• _THE EXERCISE_
The exercise asks you to copy every line below in which "PRACTIQUEN" appears.

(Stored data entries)
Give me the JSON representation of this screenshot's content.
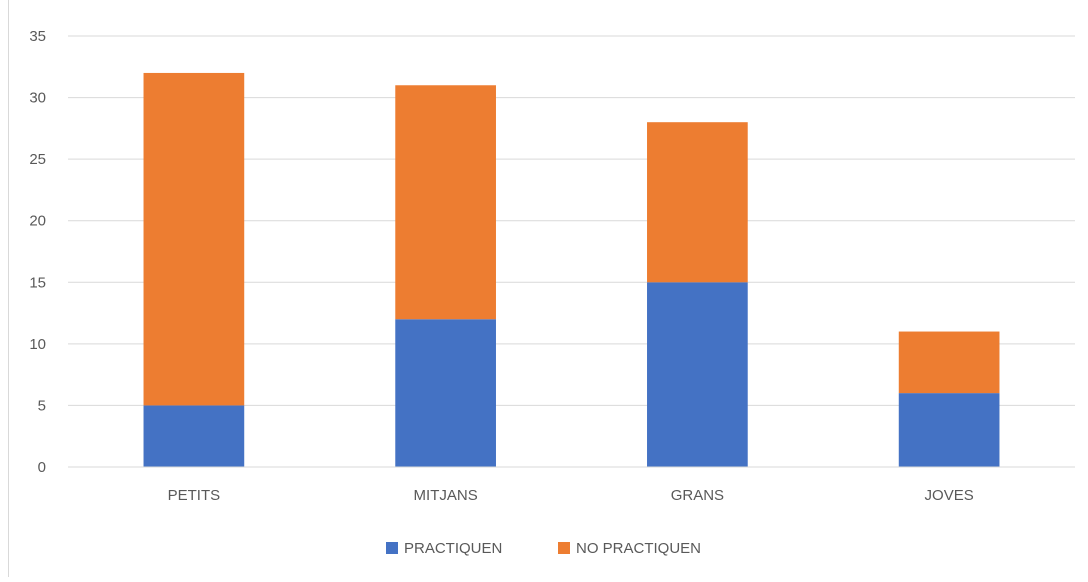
{
  "chart_data": {
    "type": "bar",
    "stacked": true,
    "categories": [
      "PETITS",
      "MITJANS",
      "GRANS",
      "JOVES"
    ],
    "series": [
      {
        "name": "PRACTIQUEN",
        "color": "#4472c4",
        "values": [
          5,
          12,
          15,
          6
        ]
      },
      {
        "name": "NO PRACTIQUEN",
        "color": "#ed7d31",
        "values": [
          27,
          19,
          13,
          5
        ]
      }
    ],
    "ylim": [
      0,
      35
    ],
    "y_ticks": [
      0,
      5,
      10,
      15,
      20,
      25,
      30,
      35
    ],
    "y_tick_labels": [
      "0",
      "5",
      "10",
      "15",
      "20",
      "25",
      "30",
      "35"
    ],
    "grid": true,
    "legend_position": "bottom",
    "title": "",
    "xlabel": "",
    "ylabel": ""
  }
}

• _ANSWER TO THE TASK_
        "name": "PRACTIQUEN",
        "name": "NO PRACTIQUEN",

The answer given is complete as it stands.